BEGIN
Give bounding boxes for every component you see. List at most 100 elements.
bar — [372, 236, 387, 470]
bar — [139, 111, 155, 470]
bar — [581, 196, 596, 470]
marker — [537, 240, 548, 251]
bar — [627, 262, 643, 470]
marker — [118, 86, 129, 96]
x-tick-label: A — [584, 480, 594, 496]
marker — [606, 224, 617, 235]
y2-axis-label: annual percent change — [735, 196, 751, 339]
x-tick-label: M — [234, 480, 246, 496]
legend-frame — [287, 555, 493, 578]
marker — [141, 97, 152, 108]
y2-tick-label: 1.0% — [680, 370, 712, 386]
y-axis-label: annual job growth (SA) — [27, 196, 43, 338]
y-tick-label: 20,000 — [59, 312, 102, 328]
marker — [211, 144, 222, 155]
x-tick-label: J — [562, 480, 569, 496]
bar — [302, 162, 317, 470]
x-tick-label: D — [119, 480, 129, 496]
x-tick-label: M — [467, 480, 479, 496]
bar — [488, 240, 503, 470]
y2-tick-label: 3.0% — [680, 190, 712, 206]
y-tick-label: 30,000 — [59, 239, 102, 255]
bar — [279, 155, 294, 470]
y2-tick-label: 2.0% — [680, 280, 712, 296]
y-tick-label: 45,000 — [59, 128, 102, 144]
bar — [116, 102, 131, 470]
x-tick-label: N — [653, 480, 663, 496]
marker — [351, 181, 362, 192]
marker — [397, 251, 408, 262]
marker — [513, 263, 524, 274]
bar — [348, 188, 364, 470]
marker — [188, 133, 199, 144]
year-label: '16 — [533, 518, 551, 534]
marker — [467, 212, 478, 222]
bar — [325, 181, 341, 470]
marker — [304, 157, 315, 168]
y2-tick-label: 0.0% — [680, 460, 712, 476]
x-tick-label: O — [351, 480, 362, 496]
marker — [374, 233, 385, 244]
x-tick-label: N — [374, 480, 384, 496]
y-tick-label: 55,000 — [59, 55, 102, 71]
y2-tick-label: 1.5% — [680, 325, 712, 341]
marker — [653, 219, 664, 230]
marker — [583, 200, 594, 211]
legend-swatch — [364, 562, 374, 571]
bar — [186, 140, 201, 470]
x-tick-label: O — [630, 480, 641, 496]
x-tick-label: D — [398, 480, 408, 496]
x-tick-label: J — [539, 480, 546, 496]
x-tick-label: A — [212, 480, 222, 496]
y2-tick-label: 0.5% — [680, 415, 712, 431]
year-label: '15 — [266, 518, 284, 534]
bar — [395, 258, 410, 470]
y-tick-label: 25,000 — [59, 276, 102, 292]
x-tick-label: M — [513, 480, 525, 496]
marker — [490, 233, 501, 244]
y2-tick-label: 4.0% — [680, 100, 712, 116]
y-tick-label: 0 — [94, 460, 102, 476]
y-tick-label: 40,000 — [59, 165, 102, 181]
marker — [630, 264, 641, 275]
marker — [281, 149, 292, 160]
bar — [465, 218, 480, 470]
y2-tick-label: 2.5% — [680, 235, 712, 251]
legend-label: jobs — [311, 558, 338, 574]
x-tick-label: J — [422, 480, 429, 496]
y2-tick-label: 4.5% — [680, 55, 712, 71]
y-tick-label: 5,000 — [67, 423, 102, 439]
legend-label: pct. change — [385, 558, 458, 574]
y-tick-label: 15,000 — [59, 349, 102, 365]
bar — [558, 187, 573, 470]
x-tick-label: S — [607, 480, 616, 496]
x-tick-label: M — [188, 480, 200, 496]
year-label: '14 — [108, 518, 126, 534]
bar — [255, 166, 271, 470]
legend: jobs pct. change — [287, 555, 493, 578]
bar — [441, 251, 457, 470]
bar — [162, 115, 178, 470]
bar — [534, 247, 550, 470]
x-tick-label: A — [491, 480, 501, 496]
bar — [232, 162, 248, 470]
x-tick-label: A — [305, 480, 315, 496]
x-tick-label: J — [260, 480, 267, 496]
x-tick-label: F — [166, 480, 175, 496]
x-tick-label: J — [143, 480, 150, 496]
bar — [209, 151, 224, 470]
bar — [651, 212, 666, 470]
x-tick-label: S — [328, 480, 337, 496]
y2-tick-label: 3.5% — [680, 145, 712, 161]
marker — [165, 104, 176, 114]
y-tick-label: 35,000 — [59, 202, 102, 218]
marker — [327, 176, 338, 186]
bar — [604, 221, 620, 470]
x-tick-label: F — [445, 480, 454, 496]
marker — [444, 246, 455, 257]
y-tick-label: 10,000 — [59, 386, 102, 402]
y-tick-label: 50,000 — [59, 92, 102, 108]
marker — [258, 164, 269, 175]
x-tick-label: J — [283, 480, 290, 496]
END
Please reproduce all of the items above, line by line, with no changes to any wording or numbers.

Give bounding boxes for every component you see. List at most 100 elements.
bar — [372, 236, 387, 470]
bar — [139, 111, 155, 470]
bar — [581, 196, 596, 470]
marker — [537, 240, 548, 251]
bar — [627, 262, 643, 470]
marker — [118, 86, 129, 96]
x-tick-label: A — [584, 480, 594, 496]
marker — [606, 224, 617, 235]
y2-axis-label: annual percent change — [735, 196, 751, 339]
x-tick-label: M — [234, 480, 246, 496]
legend-frame — [287, 555, 493, 578]
marker — [141, 97, 152, 108]
y2-tick-label: 1.0% — [680, 370, 712, 386]
y-axis-label: annual job growth (SA) — [27, 196, 43, 338]
y-tick-label: 20,000 — [59, 312, 102, 328]
marker — [211, 144, 222, 155]
x-tick-label: J — [562, 480, 569, 496]
bar — [302, 162, 317, 470]
x-tick-label: D — [119, 480, 129, 496]
x-tick-label: M — [467, 480, 479, 496]
bar — [488, 240, 503, 470]
y2-tick-label: 3.0% — [680, 190, 712, 206]
y-tick-label: 30,000 — [59, 239, 102, 255]
bar — [279, 155, 294, 470]
y2-tick-label: 2.0% — [680, 280, 712, 296]
y-tick-label: 45,000 — [59, 128, 102, 144]
bar — [116, 102, 131, 470]
x-tick-label: N — [653, 480, 663, 496]
marker — [351, 181, 362, 192]
marker — [397, 251, 408, 262]
marker — [513, 263, 524, 274]
bar — [348, 188, 364, 470]
marker — [188, 133, 199, 144]
year-label: '16 — [533, 518, 551, 534]
marker — [467, 212, 478, 222]
bar — [325, 181, 341, 470]
marker — [304, 157, 315, 168]
y2-tick-label: 0.0% — [680, 460, 712, 476]
x-tick-label: O — [351, 480, 362, 496]
marker — [374, 233, 385, 244]
x-tick-label: N — [374, 480, 384, 496]
y-tick-label: 55,000 — [59, 55, 102, 71]
y2-tick-label: 1.5% — [680, 325, 712, 341]
marker — [653, 219, 664, 230]
marker — [583, 200, 594, 211]
legend-swatch — [364, 562, 374, 571]
bar — [186, 140, 201, 470]
x-tick-label: O — [630, 480, 641, 496]
x-tick-label: D — [398, 480, 408, 496]
x-tick-label: J — [539, 480, 546, 496]
x-tick-label: A — [212, 480, 222, 496]
y2-tick-label: 0.5% — [680, 415, 712, 431]
year-label: '15 — [266, 518, 284, 534]
bar — [395, 258, 410, 470]
y-tick-label: 25,000 — [59, 276, 102, 292]
x-tick-label: M — [513, 480, 525, 496]
marker — [490, 233, 501, 244]
y2-tick-label: 4.0% — [680, 100, 712, 116]
y-tick-label: 0 — [94, 460, 102, 476]
y-tick-label: 40,000 — [59, 165, 102, 181]
marker — [630, 264, 641, 275]
marker — [281, 149, 292, 160]
bar — [465, 218, 480, 470]
y2-tick-label: 2.5% — [680, 235, 712, 251]
legend-label: jobs — [311, 558, 338, 574]
x-tick-label: J — [422, 480, 429, 496]
y2-tick-label: 4.5% — [680, 55, 712, 71]
y-tick-label: 5,000 — [67, 423, 102, 439]
legend-label: pct. change — [385, 558, 458, 574]
y-tick-label: 15,000 — [59, 349, 102, 365]
bar — [558, 187, 573, 470]
x-tick-label: S — [607, 480, 616, 496]
x-tick-label: M — [188, 480, 200, 496]
year-label: '14 — [108, 518, 126, 534]
bar — [255, 166, 271, 470]
legend: jobs pct. change — [287, 555, 493, 578]
bar — [441, 251, 457, 470]
bar — [162, 115, 178, 470]
bar — [534, 247, 550, 470]
x-tick-label: A — [491, 480, 501, 496]
bar — [232, 162, 248, 470]
x-tick-label: A — [305, 480, 315, 496]
x-tick-label: J — [260, 480, 267, 496]
x-tick-label: F — [166, 480, 175, 496]
x-tick-label: J — [143, 480, 150, 496]
bar — [209, 151, 224, 470]
bar — [651, 212, 666, 470]
x-tick-label: S — [328, 480, 337, 496]
y2-tick-label: 3.5% — [680, 145, 712, 161]
marker — [165, 104, 176, 114]
y-tick-label: 35,000 — [59, 202, 102, 218]
marker — [327, 176, 338, 186]
bar — [604, 221, 620, 470]
x-tick-label: F — [445, 480, 454, 496]
marker — [444, 246, 455, 257]
y-tick-label: 10,000 — [59, 386, 102, 402]
y-tick-label: 50,000 — [59, 92, 102, 108]
marker — [258, 164, 269, 175]
x-tick-label: J — [283, 480, 290, 496]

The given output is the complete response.